YOUR GOAL: Every line with the string "Dollar" should be gathered.

>>>

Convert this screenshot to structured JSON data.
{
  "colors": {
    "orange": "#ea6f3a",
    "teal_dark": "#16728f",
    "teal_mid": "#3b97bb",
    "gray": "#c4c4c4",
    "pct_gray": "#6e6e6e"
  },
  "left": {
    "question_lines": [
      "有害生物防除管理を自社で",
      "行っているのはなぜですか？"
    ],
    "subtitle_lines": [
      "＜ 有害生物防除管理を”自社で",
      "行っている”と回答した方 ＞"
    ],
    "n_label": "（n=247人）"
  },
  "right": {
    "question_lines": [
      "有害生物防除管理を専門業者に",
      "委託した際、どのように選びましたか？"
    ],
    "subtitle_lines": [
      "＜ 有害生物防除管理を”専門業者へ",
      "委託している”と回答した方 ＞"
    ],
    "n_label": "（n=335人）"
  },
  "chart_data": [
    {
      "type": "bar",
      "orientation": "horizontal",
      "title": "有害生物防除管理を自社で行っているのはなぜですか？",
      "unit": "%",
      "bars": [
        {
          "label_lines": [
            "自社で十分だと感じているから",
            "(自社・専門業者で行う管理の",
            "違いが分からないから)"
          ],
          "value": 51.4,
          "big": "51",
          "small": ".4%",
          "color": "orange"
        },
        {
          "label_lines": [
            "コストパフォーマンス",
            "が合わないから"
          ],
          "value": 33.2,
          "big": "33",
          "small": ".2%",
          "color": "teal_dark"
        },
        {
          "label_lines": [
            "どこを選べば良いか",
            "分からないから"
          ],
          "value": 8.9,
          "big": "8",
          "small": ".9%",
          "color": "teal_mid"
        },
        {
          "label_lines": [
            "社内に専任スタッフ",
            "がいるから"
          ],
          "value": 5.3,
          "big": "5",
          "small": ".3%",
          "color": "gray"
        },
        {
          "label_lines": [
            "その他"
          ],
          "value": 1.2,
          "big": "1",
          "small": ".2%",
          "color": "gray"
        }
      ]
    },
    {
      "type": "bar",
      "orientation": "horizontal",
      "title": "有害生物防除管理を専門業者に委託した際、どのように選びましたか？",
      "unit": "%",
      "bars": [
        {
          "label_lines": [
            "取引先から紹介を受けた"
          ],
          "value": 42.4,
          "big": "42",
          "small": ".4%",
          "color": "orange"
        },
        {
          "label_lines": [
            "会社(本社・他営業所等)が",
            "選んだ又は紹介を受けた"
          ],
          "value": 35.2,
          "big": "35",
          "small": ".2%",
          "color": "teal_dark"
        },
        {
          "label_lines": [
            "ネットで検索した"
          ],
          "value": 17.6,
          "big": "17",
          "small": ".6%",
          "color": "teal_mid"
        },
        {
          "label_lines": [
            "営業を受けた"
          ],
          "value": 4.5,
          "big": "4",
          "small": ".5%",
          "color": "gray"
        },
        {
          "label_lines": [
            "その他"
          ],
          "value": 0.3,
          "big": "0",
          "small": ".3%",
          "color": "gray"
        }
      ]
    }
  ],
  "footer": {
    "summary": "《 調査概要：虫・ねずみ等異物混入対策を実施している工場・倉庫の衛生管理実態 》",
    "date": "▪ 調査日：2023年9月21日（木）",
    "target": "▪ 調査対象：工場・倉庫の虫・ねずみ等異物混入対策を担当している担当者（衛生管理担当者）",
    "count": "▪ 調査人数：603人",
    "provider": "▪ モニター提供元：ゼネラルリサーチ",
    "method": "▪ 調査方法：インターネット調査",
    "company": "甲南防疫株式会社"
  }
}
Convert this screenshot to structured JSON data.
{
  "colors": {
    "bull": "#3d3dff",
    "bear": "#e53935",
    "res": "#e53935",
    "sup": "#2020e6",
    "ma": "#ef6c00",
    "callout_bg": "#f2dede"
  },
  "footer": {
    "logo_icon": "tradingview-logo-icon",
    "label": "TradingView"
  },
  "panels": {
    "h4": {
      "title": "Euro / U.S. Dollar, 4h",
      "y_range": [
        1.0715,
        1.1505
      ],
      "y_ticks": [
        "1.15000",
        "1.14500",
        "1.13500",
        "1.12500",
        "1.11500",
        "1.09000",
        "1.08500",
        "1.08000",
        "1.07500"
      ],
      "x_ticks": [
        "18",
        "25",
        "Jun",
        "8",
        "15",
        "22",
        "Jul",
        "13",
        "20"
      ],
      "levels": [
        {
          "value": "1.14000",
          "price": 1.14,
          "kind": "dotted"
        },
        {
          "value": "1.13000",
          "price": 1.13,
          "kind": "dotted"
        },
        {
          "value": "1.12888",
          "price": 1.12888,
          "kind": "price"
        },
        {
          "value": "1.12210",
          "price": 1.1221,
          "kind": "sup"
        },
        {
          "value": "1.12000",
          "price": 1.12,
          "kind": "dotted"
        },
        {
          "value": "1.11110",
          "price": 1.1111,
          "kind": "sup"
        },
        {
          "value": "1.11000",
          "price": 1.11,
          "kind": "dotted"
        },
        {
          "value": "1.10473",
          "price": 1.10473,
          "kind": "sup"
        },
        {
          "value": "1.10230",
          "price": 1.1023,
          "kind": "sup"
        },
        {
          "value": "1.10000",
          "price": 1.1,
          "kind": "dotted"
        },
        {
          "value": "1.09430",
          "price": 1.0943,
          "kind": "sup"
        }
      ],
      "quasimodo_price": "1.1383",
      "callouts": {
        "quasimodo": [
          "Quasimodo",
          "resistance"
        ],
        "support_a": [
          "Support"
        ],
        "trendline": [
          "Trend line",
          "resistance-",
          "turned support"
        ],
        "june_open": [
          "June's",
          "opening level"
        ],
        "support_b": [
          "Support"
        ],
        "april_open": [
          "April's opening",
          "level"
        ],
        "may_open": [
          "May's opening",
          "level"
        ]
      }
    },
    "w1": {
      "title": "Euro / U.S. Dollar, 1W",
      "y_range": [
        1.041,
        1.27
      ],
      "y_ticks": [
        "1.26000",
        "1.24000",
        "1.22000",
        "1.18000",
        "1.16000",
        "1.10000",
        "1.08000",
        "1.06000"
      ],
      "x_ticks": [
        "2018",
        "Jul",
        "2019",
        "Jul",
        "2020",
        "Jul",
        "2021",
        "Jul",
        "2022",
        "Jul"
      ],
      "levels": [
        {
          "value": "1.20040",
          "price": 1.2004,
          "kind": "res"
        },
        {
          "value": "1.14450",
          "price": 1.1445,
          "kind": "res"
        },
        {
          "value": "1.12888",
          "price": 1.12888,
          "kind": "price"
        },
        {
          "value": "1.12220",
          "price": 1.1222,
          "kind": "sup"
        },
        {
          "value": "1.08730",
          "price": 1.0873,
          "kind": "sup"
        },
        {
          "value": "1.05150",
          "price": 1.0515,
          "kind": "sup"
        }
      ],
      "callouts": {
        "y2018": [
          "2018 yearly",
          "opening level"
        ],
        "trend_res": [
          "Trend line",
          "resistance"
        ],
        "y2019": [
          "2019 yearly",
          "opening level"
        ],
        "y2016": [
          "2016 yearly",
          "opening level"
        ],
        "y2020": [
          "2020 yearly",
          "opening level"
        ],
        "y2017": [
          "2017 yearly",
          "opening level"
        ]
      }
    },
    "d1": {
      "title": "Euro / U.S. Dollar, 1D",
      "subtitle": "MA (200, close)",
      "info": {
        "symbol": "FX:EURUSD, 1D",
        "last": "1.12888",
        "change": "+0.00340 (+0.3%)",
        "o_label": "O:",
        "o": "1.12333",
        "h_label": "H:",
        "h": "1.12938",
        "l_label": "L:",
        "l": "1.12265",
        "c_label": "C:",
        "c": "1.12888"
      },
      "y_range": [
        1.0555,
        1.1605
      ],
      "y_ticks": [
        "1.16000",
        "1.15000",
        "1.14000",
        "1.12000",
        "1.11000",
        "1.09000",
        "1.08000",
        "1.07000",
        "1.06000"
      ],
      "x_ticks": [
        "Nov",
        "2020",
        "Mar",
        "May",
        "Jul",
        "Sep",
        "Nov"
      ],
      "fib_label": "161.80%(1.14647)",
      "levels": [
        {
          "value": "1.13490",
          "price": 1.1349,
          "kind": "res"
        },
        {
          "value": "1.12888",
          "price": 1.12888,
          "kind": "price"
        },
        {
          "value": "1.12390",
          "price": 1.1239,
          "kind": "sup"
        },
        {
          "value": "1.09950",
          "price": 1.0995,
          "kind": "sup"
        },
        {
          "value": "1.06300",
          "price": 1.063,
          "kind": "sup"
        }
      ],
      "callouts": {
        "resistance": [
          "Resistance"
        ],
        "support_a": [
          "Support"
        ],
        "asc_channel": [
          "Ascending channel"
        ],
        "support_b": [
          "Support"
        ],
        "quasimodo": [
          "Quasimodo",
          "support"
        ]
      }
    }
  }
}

<<<

OUTPUT:
      "title": "Euro / U.S. Dollar, 4h",
      "title": "Euro / U.S. Dollar, 1W",
      "title": "Euro / U.S. Dollar, 1D",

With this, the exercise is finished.